**Material supplied:**
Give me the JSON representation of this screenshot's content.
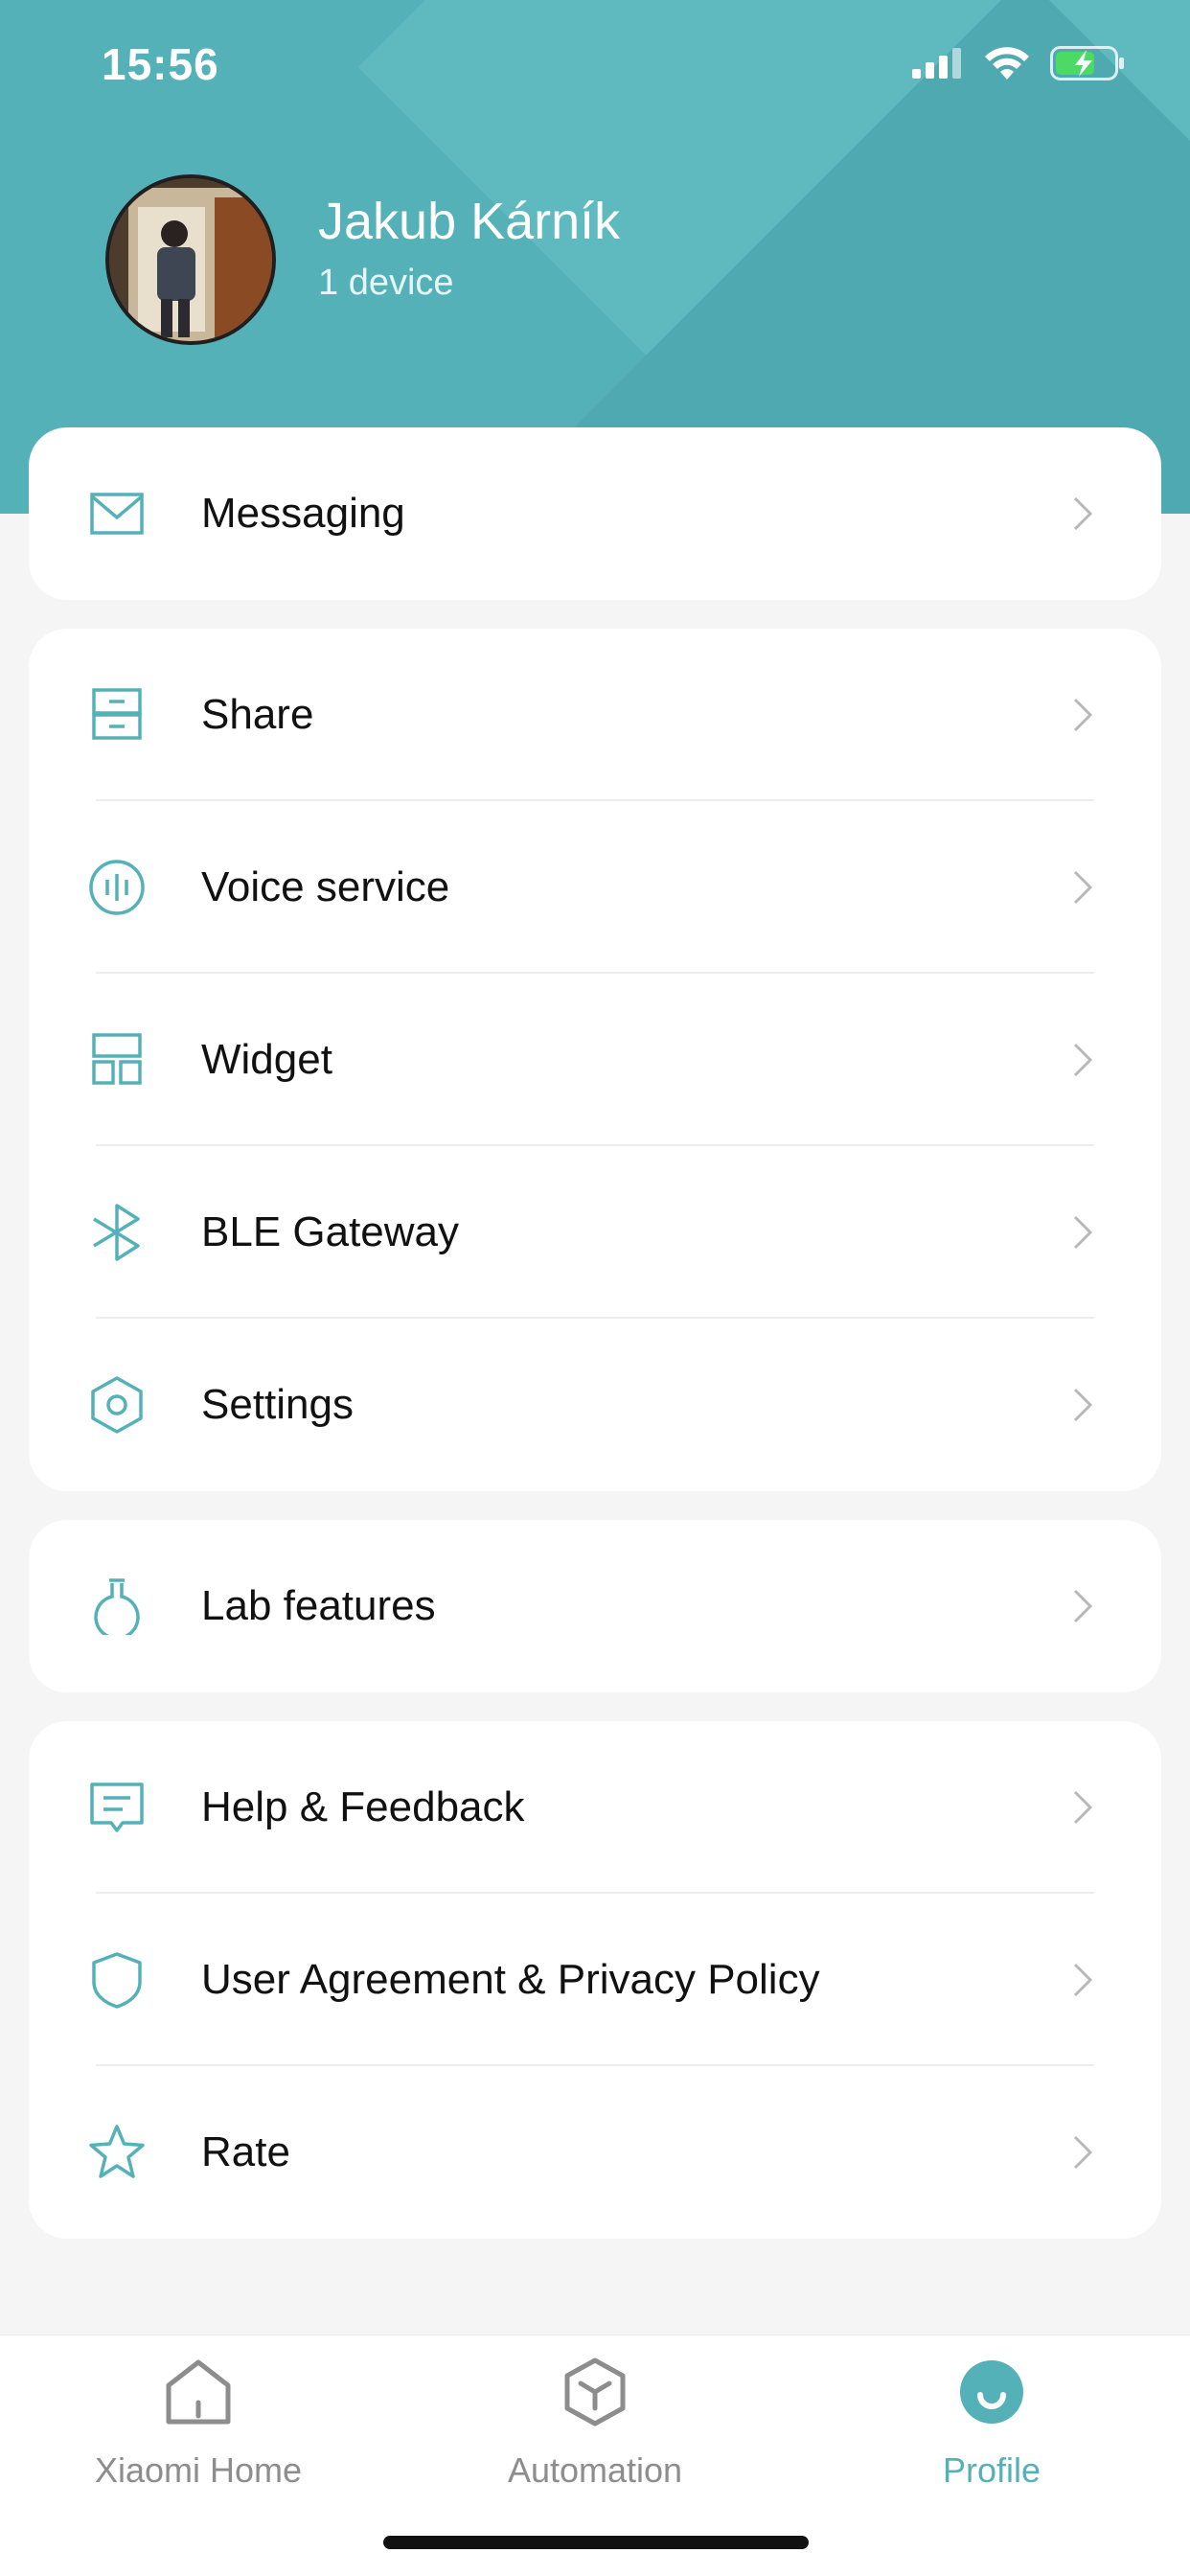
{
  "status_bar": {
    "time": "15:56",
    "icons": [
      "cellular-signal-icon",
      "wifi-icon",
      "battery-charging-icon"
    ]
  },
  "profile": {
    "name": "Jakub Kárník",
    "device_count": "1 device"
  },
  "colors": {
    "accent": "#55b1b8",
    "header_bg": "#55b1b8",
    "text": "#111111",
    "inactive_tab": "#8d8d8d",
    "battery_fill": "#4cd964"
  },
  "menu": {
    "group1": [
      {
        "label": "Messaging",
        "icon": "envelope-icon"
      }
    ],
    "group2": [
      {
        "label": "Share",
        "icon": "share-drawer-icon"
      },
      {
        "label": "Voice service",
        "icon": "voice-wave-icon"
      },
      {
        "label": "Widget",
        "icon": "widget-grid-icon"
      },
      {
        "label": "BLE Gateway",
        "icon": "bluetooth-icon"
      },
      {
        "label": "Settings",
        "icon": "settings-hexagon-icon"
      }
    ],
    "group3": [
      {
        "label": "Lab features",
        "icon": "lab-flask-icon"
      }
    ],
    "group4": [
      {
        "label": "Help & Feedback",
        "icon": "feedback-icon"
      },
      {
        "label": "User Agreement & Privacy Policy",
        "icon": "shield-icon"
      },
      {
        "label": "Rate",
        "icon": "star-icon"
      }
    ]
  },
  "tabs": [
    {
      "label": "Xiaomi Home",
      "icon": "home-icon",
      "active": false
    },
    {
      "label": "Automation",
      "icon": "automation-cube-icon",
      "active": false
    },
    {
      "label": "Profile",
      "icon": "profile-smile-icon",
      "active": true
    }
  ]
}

**What the task requires:** Output every entry exactly as given; pictures are not part of the copy.

**Result of the exercise:**
Give me the JSON representation of this screenshot's content.
{
  "status_bar": {
    "time": "15:56",
    "icons": [
      "cellular-signal-icon",
      "wifi-icon",
      "battery-charging-icon"
    ]
  },
  "profile": {
    "name": "Jakub Kárník",
    "device_count": "1 device"
  },
  "colors": {
    "accent": "#55b1b8",
    "header_bg": "#55b1b8",
    "text": "#111111",
    "inactive_tab": "#8d8d8d",
    "battery_fill": "#4cd964"
  },
  "menu": {
    "group1": [
      {
        "label": "Messaging",
        "icon": "envelope-icon"
      }
    ],
    "group2": [
      {
        "label": "Share",
        "icon": "share-drawer-icon"
      },
      {
        "label": "Voice service",
        "icon": "voice-wave-icon"
      },
      {
        "label": "Widget",
        "icon": "widget-grid-icon"
      },
      {
        "label": "BLE Gateway",
        "icon": "bluetooth-icon"
      },
      {
        "label": "Settings",
        "icon": "settings-hexagon-icon"
      }
    ],
    "group3": [
      {
        "label": "Lab features",
        "icon": "lab-flask-icon"
      }
    ],
    "group4": [
      {
        "label": "Help & Feedback",
        "icon": "feedback-icon"
      },
      {
        "label": "User Agreement & Privacy Policy",
        "icon": "shield-icon"
      },
      {
        "label": "Rate",
        "icon": "star-icon"
      }
    ]
  },
  "tabs": [
    {
      "label": "Xiaomi Home",
      "icon": "home-icon",
      "active": false
    },
    {
      "label": "Automation",
      "icon": "automation-cube-icon",
      "active": false
    },
    {
      "label": "Profile",
      "icon": "profile-smile-icon",
      "active": true
    }
  ]
}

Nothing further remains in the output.